TEXT PROVIDED |
******

How to, by the numbers

Not sure whether this will work or not, but let’s try it:

The idea is that you explain how to do something in ten words or less. The first person sets a challenge; the next person says how to do it in ten words or less and then sets another challenge.

For instance: How to change a tire (in ten words or less):
Jack up axle; remove flat; mount doughnut; tighten lug nuts.

How to summon a ghost:
Darken room; light candle; play spooky music; use ouija board.
The “how to” task can be simple or complicated; specific or general; practical or silly; etc.

First challenge: In ten words or less, explain how to run for president.

Raise money; get on ballots; speak everywhere; slam opponents; pander

Cool! Now set a challenge for the next person.

That’s the hard part - thinking up the challenge.

How about “How to string a guitar”

I have no idea!

Take guitar to music store; pay them to do it.

How to name a puppy.

Play with puppy, determine personality, say “Your name is <whatever>”.

How do you paint a room?

Get paint. Cover Furnature. Put paint on walls with brushes.

How to get a girlfriend :smiley:

Check orientation; shower, shave, spray on Axe; deliver clever line.

How to get a boyfriend when you’re gay.

Hm, apparently I’m not the only one who doesn’t have a clue. I’ll take a stab at it though:
Check orientation; shower, shave, skip the Axe; deliver clever line.

FTR, I’d be good with the straight guys skipping the Axe as well.

******

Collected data
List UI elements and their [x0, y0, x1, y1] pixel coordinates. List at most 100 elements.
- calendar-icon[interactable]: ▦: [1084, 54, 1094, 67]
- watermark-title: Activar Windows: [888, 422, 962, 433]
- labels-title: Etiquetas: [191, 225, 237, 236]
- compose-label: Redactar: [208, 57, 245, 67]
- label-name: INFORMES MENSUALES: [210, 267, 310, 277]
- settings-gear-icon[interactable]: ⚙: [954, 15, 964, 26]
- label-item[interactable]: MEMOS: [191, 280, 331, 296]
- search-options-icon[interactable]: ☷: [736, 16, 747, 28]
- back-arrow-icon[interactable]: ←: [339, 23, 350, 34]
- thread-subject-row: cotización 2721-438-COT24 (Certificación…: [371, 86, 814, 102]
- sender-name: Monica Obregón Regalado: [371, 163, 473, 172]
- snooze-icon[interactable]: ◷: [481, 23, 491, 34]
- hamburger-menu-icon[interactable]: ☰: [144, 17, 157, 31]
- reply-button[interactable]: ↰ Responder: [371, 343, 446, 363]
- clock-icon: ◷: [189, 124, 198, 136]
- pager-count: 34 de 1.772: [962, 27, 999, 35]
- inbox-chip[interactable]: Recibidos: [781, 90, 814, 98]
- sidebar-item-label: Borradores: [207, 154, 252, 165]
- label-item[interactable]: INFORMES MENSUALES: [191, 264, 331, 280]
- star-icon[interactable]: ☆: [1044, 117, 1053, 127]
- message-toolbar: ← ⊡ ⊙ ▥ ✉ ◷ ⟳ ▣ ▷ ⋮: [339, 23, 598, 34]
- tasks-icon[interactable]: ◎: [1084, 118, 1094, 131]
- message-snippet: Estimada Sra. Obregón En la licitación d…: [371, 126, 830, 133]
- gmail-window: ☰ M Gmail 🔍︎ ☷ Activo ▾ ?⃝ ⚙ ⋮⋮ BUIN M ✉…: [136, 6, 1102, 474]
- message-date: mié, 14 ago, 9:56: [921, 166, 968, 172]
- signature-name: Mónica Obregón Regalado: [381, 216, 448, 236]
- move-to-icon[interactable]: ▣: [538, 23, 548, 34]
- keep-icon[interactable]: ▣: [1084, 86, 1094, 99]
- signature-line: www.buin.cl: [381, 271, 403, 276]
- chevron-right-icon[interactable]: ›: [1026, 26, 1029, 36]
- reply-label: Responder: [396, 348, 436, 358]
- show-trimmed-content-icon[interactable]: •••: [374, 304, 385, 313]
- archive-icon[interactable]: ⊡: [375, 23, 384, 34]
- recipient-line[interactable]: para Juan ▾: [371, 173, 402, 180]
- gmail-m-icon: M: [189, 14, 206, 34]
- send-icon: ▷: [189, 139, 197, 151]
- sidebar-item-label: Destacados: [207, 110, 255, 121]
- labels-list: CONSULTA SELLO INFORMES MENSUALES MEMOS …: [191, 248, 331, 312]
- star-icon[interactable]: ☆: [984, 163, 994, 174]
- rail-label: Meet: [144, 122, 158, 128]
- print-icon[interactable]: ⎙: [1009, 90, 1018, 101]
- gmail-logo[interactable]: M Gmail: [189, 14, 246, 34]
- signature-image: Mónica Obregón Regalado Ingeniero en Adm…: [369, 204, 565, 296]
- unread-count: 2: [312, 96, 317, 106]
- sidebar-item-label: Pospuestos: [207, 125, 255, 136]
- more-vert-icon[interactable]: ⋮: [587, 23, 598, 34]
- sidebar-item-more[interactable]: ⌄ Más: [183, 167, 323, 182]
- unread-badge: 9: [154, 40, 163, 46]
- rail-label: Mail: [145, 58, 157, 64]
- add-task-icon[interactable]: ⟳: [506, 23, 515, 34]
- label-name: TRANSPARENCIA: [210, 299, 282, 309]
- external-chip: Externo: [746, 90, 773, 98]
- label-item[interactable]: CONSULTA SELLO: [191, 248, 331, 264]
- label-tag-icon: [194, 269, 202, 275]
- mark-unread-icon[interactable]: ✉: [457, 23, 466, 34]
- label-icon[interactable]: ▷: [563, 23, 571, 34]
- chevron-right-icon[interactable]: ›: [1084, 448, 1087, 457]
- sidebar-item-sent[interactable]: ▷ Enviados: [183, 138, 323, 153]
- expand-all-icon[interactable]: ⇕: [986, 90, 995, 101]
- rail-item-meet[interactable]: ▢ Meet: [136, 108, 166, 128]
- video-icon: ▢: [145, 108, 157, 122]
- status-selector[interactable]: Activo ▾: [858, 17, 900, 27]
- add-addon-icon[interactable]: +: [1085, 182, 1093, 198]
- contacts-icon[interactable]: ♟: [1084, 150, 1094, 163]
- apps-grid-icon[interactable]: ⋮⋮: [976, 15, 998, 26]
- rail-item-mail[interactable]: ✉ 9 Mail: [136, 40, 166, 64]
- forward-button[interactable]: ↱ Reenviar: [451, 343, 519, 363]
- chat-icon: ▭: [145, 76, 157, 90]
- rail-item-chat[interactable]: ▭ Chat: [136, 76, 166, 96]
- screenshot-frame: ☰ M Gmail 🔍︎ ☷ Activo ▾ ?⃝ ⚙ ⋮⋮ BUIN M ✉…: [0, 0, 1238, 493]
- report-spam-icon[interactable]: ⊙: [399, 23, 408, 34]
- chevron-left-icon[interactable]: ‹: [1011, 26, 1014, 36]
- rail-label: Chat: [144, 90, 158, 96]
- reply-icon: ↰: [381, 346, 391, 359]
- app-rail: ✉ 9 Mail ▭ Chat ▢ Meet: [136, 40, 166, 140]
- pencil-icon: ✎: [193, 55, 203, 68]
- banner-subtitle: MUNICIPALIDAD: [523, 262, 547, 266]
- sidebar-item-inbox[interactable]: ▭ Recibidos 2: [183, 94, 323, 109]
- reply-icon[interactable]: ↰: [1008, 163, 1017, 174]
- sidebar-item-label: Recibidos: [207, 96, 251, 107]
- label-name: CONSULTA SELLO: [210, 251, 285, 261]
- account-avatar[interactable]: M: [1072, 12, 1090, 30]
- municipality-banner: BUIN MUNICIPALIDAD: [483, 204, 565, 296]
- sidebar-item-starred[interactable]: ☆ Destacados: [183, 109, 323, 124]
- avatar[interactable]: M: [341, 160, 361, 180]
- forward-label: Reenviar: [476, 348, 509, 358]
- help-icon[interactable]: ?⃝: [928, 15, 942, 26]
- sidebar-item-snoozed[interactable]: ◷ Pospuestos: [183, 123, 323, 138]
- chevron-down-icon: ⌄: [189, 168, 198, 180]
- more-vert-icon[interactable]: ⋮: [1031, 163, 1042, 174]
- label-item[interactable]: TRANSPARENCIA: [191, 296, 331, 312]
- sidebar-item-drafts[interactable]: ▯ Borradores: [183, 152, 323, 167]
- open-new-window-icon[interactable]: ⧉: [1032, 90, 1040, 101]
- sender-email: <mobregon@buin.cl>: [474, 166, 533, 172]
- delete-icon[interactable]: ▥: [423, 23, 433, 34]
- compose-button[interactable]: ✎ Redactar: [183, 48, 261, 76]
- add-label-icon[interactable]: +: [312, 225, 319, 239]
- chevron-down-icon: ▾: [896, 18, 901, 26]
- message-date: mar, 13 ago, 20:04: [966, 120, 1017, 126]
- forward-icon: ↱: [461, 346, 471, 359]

******

WRITTEN TASK A | Using the thread about ten-word how-to answers, decide whether each statement agrees with it: (i) each answer must explain how to do something in ten words or less; (ii) the tire-changing example says to mount a doughnut; (iii) the room-painting answer says to put the paint on with rollers. For each one, give yes or no and quote the words from the thread that settle it.
WRITTEN TASK B | Extend the thread about ten-word how-to answers, picking up after its last post.

EXERCISE ANSWER A |
(i) Yes: "The idea is that you explain how to do something in ten words or less."
(ii) Yes: "Jack up axle; remove flat; mount doughnut; tighten lug nuts."
(iii) No: "Put paint on walls with brushes."

EXERCISE ANSWER B |
How do you make an omelet?

Heat pan, beat eggs, cook, fold, slide, and serve.

How do you write a poem?

Write a line; write another line; rhyme, (or don’t)

How do you grow a vegetable garden?

Theorize, analyze, agonize, verbalize, visualize, summariize, symbolize, thesaurize, epitomize, publicize.

Since I was late:

Check Poor Richard, clear, plough, fertilize, sow, weed, water, reap.

How do you change a lightbuld in Poland.

[hijack] I was in the NYC subway today and about 15 guys working on the innards of a lighted wall ad display. So, of course, I quipped, “Changing a lightbulb, huh?” They got it.[/hijack]

(Historical description)
Alert KGB. Accuse traitor. Evade counter accusations. Change lighting specs.

How does one become a teacher?

Get a degree, pass capacity test, beg for class material. *

How do you deal with an angry customer?

  • I just did :cool: , part time, but I’m not leaving yet my regular IT job, the last one pays the bills and allows me to get class material.

Apologize profusely, make amends, remember that customers are whiny idiots.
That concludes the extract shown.